### [WHAT THE TASK ASKS]
Give a verbatim copy of the lines below, minus the pictures.

Start of AVAILABLE DATA

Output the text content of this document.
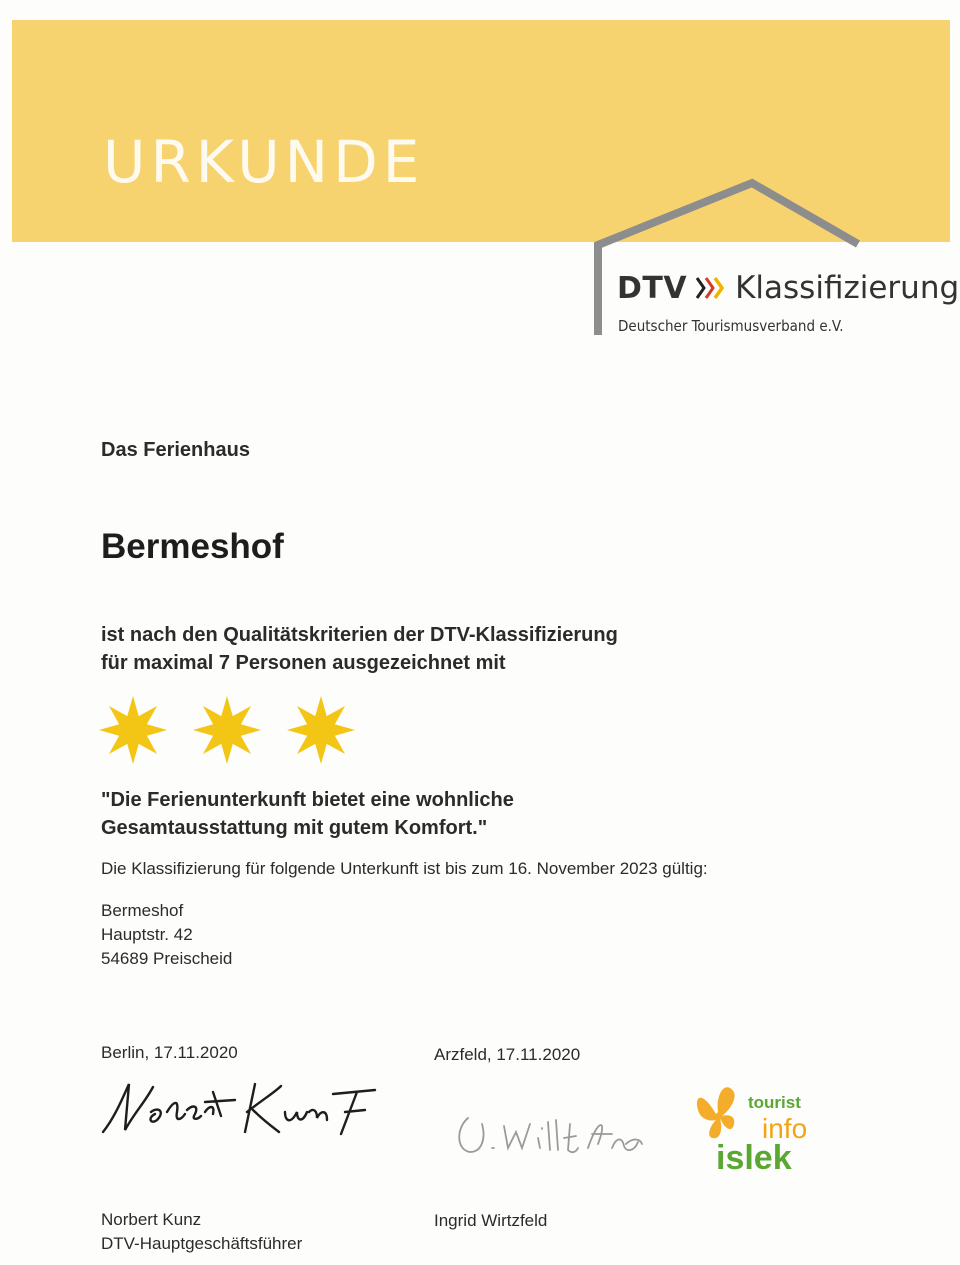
URKUNDE
DTV Klassifizierung
Deutscher Tourismusverband e.V.

Das Ferienhaus

Bermeshof

ist nach den Qualitätskriterien der DTV-Klassifizierung
für maximal 7 Personen ausgezeichnet mit
"Die Ferienunterkunft bietet eine wohnliche
Gesamtausstattung mit gutem Komfort."

Die Klassifizierung für folgende Unterkunft ist bis zum 16. November 2023 gültig:

Bermeshof
Hauptstr. 42
54689 Preischeid

Berlin, 17.11.2020	Arzfeld, 17.11.2020

Norbert Kunz
DTV-Hauptgeschäftsführer

Ingrid Wirtzfeld

tourist
info
islek
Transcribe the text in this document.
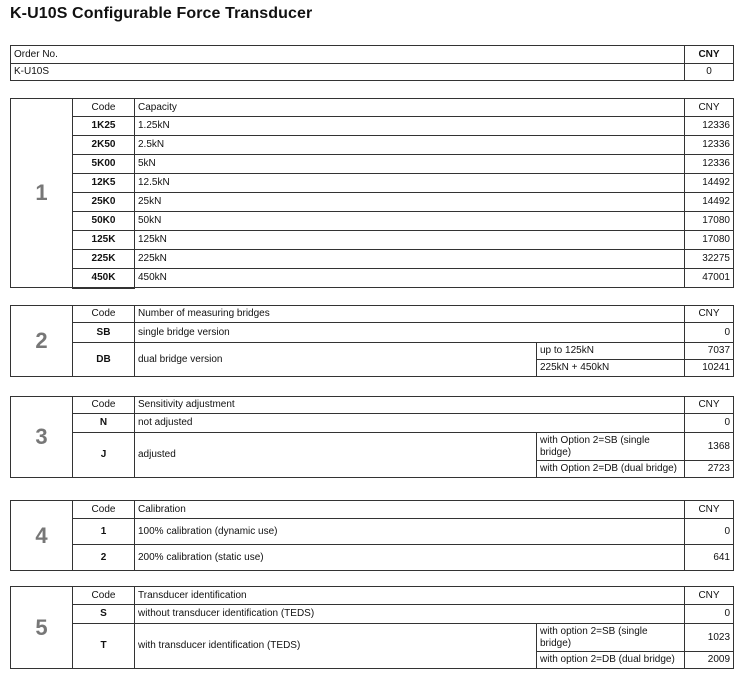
K-U10S Configurable Force Transducer
Order No.	CNY
K-U10S	0
1	Code	Capacity	CNY
	1K25	1.25kN	12336
	2K50	2.5kN	12336
	5K00	5kN	12336
	12K5	12.5kN	14492
	25K0	25kN	14492
	50K0	50kN	17080
	125K	125kN	17080
	225K	225kN	32275
	450K	450kN	47001
2	Code	Number of measuring bridges		CNY
	SB	single bridge version		0
	DB	dual bridge version	up to 125kN	7037
			225kN + 450kN	10241
3	Code	Sensitivity adjustment		CNY
	N	not adjusted		0
	J	adjusted	with Option 2=SB (single bridge)	1368
			with Option 2=DB (dual bridge)	2723
4	Code	Calibration	CNY
	1	100% calibration (dynamic use)	0
	2	200% calibration (static use)	641
5	Code	Transducer identification		CNY
	S	without transducer identification (TEDS)		0
	T	with transducer identification (TEDS)	with option 2=SB (single bridge)	1023
			with option 2=DB (dual bridge)	2009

End of AVAILABLE DATA

### [SOLUTION]
Output the text content of this document.
URKUNDE
DTV Klassifizierung
Deutscher Tourismusverband e.V.

Das Ferienhaus

Bermeshof

ist nach den Qualitätskriterien der DTV-Klassifizierung
für maximal 7 Personen ausgezeichnet mit
"Die Ferienunterkunft bietet eine wohnliche
Gesamtausstattung mit gutem Komfort."

Die Klassifizierung für folgende Unterkunft ist bis zum 16. November 2023 gültig:

Bermeshof
Hauptstr. 42
54689 Preischeid

Berlin, 17.11.2020	Arzfeld, 17.11.2020

Norbert Kunz
DTV-Hauptgeschäftsführer

Ingrid Wirtzfeld

tourist
info
islek
Transcribe the text in this document.
K-U10S Configurable Force Transducer
Order No.	CNY
K-U10S	0
1	Code	Capacity	CNY
	1K25	1.25kN	12336
	2K50	2.5kN	12336
	5K00	5kN	12336
	12K5	12.5kN	14492
	25K0	25kN	14492
	50K0	50kN	17080
	125K	125kN	17080
	225K	225kN	32275
	450K	450kN	47001
2	Code	Number of measuring bridges		CNY
	SB	single bridge version		0
	DB	dual bridge version	up to 125kN	7037
			225kN + 450kN	10241
3	Code	Sensitivity adjustment		CNY
	N	not adjusted		0
	J	adjusted	with Option 2=SB (single bridge)	1368
			with Option 2=DB (dual bridge)	2723
4	Code	Calibration	CNY
	1	100% calibration (dynamic use)	0
	2	200% calibration (static use)	641
5	Code	Transducer identification		CNY
	S	without transducer identification (TEDS)		0
	T	with transducer identification (TEDS)	with option 2=SB (single bridge)	1023
			with option 2=DB (dual bridge)	2009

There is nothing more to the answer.